Provided entries:
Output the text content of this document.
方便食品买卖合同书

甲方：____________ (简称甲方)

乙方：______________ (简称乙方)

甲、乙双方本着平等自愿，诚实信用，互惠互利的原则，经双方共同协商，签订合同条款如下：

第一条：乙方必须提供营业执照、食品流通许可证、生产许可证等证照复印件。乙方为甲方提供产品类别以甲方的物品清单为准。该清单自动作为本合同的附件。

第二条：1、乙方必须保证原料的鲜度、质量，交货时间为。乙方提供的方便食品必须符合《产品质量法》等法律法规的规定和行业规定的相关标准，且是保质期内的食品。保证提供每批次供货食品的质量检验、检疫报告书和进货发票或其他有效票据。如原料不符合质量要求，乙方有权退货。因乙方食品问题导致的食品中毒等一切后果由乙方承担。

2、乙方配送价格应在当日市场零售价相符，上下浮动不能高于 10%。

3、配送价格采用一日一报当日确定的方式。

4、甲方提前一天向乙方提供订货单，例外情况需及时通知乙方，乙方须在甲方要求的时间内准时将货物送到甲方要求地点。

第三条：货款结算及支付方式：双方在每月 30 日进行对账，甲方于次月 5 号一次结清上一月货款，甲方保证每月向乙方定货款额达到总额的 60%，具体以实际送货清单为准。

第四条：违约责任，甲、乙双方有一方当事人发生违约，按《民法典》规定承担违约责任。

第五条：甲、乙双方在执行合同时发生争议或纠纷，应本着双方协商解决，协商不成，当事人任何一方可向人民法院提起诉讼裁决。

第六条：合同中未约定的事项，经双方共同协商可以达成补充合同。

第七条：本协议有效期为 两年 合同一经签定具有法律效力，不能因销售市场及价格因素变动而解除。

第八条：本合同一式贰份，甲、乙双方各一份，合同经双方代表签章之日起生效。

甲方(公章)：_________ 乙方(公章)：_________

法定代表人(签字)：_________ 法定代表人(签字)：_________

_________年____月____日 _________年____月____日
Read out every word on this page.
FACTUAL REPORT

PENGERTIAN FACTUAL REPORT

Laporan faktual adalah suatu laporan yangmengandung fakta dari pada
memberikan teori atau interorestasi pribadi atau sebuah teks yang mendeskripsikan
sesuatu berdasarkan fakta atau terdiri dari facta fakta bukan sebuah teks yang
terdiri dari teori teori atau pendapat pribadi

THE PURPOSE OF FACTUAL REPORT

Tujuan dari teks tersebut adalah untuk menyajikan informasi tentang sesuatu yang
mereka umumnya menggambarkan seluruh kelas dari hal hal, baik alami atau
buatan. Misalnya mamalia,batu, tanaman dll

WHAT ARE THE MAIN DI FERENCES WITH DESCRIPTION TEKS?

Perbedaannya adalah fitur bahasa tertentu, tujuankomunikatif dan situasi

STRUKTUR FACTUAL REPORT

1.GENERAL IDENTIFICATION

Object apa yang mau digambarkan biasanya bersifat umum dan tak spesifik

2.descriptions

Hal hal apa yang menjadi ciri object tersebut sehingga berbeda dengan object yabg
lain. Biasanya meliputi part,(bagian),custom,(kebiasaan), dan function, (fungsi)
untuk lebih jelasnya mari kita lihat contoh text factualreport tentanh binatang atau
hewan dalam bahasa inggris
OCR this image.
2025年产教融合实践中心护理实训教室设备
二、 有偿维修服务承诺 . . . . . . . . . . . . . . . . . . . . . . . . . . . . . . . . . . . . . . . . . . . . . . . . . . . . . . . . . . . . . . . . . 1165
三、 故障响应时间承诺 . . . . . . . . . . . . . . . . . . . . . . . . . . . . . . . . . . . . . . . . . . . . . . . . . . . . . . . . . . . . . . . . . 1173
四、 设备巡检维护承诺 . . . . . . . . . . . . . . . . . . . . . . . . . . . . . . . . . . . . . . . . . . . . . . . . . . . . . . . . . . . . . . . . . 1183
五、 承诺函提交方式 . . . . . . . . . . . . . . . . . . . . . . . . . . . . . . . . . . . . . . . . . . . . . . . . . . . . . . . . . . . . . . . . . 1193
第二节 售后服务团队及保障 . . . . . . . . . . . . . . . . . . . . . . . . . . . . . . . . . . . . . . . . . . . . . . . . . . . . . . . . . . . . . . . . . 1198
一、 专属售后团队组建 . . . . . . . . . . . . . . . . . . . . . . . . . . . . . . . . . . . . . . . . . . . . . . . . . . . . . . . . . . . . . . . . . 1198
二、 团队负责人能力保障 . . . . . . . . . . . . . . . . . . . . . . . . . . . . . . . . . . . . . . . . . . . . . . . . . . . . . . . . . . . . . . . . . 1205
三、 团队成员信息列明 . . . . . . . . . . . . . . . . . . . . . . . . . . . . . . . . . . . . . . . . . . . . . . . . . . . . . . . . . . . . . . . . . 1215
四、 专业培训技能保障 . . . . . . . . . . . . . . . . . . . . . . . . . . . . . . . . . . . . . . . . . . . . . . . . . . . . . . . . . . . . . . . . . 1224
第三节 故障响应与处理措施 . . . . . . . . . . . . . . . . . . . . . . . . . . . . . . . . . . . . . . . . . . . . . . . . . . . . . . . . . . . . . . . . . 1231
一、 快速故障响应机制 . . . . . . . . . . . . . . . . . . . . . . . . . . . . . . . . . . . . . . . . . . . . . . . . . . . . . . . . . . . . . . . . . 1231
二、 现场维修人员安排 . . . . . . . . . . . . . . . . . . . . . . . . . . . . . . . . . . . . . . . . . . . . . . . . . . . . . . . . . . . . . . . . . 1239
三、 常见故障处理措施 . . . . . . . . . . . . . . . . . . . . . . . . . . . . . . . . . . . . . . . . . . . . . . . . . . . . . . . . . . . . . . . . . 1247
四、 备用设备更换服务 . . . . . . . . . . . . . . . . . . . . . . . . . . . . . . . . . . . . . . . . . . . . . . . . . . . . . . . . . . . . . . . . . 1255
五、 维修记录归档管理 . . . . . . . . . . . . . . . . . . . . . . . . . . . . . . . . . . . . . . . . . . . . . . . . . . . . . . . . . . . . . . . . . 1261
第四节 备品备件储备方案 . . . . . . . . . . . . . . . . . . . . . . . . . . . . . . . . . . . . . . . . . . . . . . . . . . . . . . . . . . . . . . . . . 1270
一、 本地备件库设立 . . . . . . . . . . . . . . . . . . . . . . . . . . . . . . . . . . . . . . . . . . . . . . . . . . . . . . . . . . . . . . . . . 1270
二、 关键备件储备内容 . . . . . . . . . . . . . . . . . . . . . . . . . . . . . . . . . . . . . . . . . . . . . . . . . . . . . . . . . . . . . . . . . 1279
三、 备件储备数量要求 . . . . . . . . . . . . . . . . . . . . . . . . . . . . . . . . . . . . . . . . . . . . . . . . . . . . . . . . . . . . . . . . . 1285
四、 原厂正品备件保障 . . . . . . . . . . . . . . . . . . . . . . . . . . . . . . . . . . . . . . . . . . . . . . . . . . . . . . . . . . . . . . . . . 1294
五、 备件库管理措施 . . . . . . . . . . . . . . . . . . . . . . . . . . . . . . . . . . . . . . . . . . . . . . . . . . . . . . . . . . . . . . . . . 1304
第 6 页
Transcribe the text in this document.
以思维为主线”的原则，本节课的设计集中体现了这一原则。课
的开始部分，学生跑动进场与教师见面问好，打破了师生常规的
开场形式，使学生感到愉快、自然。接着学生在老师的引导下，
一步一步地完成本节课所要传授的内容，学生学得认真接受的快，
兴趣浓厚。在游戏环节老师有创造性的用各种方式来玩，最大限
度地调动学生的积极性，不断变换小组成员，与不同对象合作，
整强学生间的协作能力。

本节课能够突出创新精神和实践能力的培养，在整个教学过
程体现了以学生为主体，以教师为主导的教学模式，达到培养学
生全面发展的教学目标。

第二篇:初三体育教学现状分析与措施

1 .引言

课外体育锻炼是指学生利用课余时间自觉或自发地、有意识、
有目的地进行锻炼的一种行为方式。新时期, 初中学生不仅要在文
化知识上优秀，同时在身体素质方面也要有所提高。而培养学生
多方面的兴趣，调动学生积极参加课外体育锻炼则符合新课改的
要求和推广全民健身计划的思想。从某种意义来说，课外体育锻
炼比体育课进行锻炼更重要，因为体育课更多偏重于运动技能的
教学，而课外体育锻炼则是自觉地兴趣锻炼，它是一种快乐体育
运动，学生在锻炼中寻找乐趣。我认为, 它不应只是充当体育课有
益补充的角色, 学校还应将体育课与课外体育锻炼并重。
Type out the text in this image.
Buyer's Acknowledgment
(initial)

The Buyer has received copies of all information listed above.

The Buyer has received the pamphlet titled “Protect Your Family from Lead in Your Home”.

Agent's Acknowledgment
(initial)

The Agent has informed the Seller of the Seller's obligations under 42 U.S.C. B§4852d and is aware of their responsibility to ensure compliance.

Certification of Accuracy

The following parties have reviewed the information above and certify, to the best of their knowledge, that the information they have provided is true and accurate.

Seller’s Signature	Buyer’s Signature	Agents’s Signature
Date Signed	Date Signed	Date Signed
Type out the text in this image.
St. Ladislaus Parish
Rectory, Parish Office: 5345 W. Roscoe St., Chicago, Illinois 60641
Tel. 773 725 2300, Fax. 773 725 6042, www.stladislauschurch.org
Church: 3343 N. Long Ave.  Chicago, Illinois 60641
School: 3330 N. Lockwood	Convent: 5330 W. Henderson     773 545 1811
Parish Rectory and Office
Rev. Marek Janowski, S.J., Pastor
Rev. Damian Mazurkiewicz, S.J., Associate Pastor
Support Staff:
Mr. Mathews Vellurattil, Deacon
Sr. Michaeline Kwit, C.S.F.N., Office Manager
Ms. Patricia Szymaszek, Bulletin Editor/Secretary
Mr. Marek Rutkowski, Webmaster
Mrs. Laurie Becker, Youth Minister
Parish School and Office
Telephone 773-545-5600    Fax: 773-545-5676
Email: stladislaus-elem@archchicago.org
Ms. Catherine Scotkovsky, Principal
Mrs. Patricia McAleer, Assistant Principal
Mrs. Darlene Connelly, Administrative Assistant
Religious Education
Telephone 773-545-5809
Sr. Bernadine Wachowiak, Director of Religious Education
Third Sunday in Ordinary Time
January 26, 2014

Requirements: In the records above, how many lines include "dari"? Give that number and nothing more.

Solution for this problem: 5